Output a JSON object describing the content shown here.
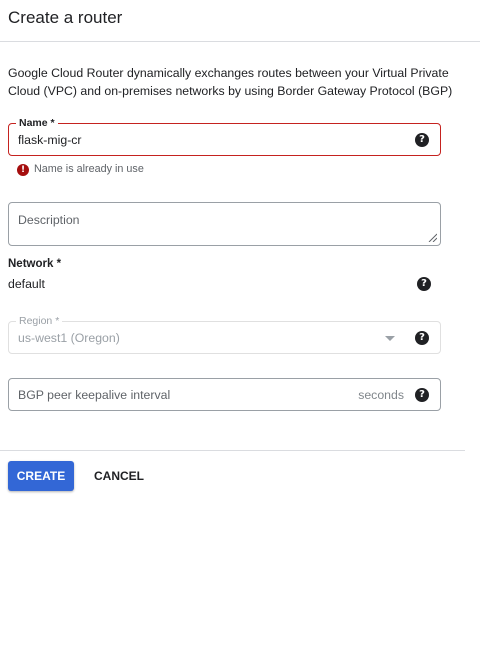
{
  "header": {
    "title": "Create a router"
  },
  "intro": "Google Cloud Router dynamically exchanges routes between your Virtual Private Cloud (VPC) and on-premises networks by using Border Gateway Protocol (BGP)",
  "name_field": {
    "label": "Name *",
    "value": "flask-mig-cr",
    "error": "Name is already in use"
  },
  "description_field": {
    "placeholder": "Description"
  },
  "network": {
    "label": "Network *",
    "value": "default"
  },
  "region_field": {
    "label": "Region *",
    "value": "us-west1 (Oregon)"
  },
  "bgp_field": {
    "placeholder": "BGP peer keepalive interval",
    "suffix": "seconds"
  },
  "buttons": {
    "create": "CREATE",
    "cancel": "CANCEL"
  },
  "icons": {
    "help": "help-icon",
    "error": "error-icon"
  },
  "colors": {
    "primary": "#3367d6",
    "error": "#c5221f"
  }
}
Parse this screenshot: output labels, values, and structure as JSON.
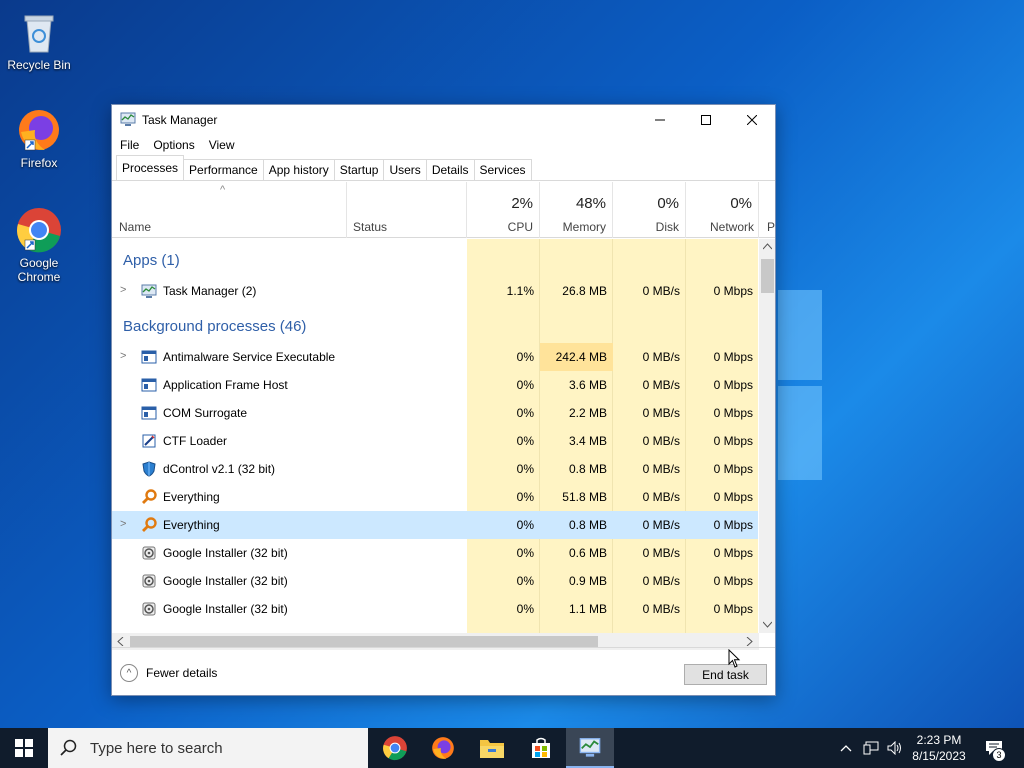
{
  "desktop": {
    "icons": [
      {
        "label": "Recycle Bin"
      },
      {
        "label": "Firefox"
      },
      {
        "label": "Google Chrome"
      }
    ]
  },
  "window": {
    "title": "Task Manager",
    "menu": [
      "File",
      "Options",
      "View"
    ],
    "tabs": [
      "Processes",
      "Performance",
      "App history",
      "Startup",
      "Users",
      "Details",
      "Services"
    ],
    "active_tab": "Processes"
  },
  "columns": {
    "name": "Name",
    "status": "Status",
    "cpu": {
      "pct": "2%",
      "label": "CPU"
    },
    "memory": {
      "pct": "48%",
      "label": "Memory"
    },
    "disk": {
      "pct": "0%",
      "label": "Disk"
    },
    "network": {
      "pct": "0%",
      "label": "Network"
    },
    "power_partial": "P"
  },
  "groups": {
    "apps": "Apps (1)",
    "background": "Background processes (46)"
  },
  "apps": [
    {
      "name": "Task Manager (2)",
      "cpu": "1.1%",
      "memory": "26.8 MB",
      "disk": "0 MB/s",
      "network": "0 Mbps",
      "expandable": true
    }
  ],
  "background": [
    {
      "name": "Antimalware Service Executable",
      "cpu": "0%",
      "memory": "242.4 MB",
      "disk": "0 MB/s",
      "network": "0 Mbps",
      "expandable": true
    },
    {
      "name": "Application Frame Host",
      "cpu": "0%",
      "memory": "3.6 MB",
      "disk": "0 MB/s",
      "network": "0 Mbps"
    },
    {
      "name": "COM Surrogate",
      "cpu": "0%",
      "memory": "2.2 MB",
      "disk": "0 MB/s",
      "network": "0 Mbps"
    },
    {
      "name": "CTF Loader",
      "cpu": "0%",
      "memory": "3.4 MB",
      "disk": "0 MB/s",
      "network": "0 Mbps"
    },
    {
      "name": "dControl v2.1 (32 bit)",
      "cpu": "0%",
      "memory": "0.8 MB",
      "disk": "0 MB/s",
      "network": "0 Mbps"
    },
    {
      "name": "Everything",
      "cpu": "0%",
      "memory": "51.8 MB",
      "disk": "0 MB/s",
      "network": "0 Mbps"
    },
    {
      "name": "Everything",
      "cpu": "0%",
      "memory": "0.8 MB",
      "disk": "0 MB/s",
      "network": "0 Mbps",
      "expandable": true,
      "selected": true
    },
    {
      "name": "Google Installer (32 bit)",
      "cpu": "0%",
      "memory": "0.6 MB",
      "disk": "0 MB/s",
      "network": "0 Mbps"
    },
    {
      "name": "Google Installer (32 bit)",
      "cpu": "0%",
      "memory": "0.9 MB",
      "disk": "0 MB/s",
      "network": "0 Mbps"
    },
    {
      "name": "Google Installer (32 bit)",
      "cpu": "0%",
      "memory": "1.1 MB",
      "disk": "0 MB/s",
      "network": "0 Mbps"
    }
  ],
  "footer": {
    "fewer_details": "Fewer details",
    "end_task": "End task"
  },
  "taskbar": {
    "search_placeholder": "Type here to search",
    "time": "2:23 PM",
    "date": "8/15/2023",
    "notification_count": "3"
  }
}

+-------+

* [What is being asked] Look above for lines with the word "here" and copy them all.

* [Solution for this task]
Output a JSON object describing the content shown here.
    "search_placeholder": "Type here to search",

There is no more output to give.